Problem to work on:
Each entry should be quoted word for word, including every mark of punctuation.

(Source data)

********************

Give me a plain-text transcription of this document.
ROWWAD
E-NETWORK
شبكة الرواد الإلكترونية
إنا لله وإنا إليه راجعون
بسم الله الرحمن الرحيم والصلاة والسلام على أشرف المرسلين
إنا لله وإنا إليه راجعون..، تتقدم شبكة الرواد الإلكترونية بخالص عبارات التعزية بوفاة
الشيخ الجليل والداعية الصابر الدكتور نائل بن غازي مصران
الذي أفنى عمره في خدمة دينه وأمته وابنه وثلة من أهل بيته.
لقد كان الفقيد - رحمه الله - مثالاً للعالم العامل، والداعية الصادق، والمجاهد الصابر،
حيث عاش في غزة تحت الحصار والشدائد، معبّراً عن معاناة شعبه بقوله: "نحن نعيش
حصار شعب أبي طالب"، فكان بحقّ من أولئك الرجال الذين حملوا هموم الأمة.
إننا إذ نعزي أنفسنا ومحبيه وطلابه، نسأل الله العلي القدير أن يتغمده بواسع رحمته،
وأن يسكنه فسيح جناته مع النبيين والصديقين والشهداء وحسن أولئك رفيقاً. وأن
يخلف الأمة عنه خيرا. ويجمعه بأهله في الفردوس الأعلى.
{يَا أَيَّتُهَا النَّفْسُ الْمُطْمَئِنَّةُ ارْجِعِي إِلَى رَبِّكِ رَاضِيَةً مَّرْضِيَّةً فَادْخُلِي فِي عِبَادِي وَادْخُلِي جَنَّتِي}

********************

Exercise solution:
Give me a plain-text transcription of this document.
ROWWAD
E-NETWORK
شبكة الرواد الإلكترونية
إنا لله وإنا إليه راجعون
بسم الله الرحمن الرحيم والصلاة والسلام على أشرف المرسلين
إنا لله وإنا إليه راجعون..، تتقدم شبكة الرواد الإلكترونية بخالص عبارات التعزية بوفاة
الشيخ الجليل والداعية الصابر الدكتور نائل بن غازي مصران
الذي أفنى عمره في خدمة دينه وأمته وابنه وثلة من أهل بيته.
لقد كان الفقيد - رحمه الله - مثالاً للعالم العامل، والداعية الصادق، والمجاهد الصابر،
حيث عاش في غزة تحت الحصار والشدائد، معبّراً عن معاناة شعبه بقوله: "نحن نعيش
حصار شعب أبي طالب"، فكان بحقّ من أولئك الرجال الذين حملوا هموم الأمة.
إننا إذ نعزي أنفسنا ومحبيه وطلابه، نسأل الله العلي القدير أن يتغمده بواسع رحمته،
وأن يسكنه فسيح جناته مع النبيين والصديقين والشهداء وحسن أولئك رفيقاً. وأن
يخلف الأمة عنه خيرا. ويجمعه بأهله في الفردوس الأعلى.
{يَا أَيَّتُهَا النَّفْسُ الْمُطْمَئِنَّةُ ارْجِعِي إِلَى رَبِّكِ رَاضِيَةً مَّرْضِيَّةً فَادْخُلِي فِي عِبَادِي وَادْخُلِي جَنَّتِي}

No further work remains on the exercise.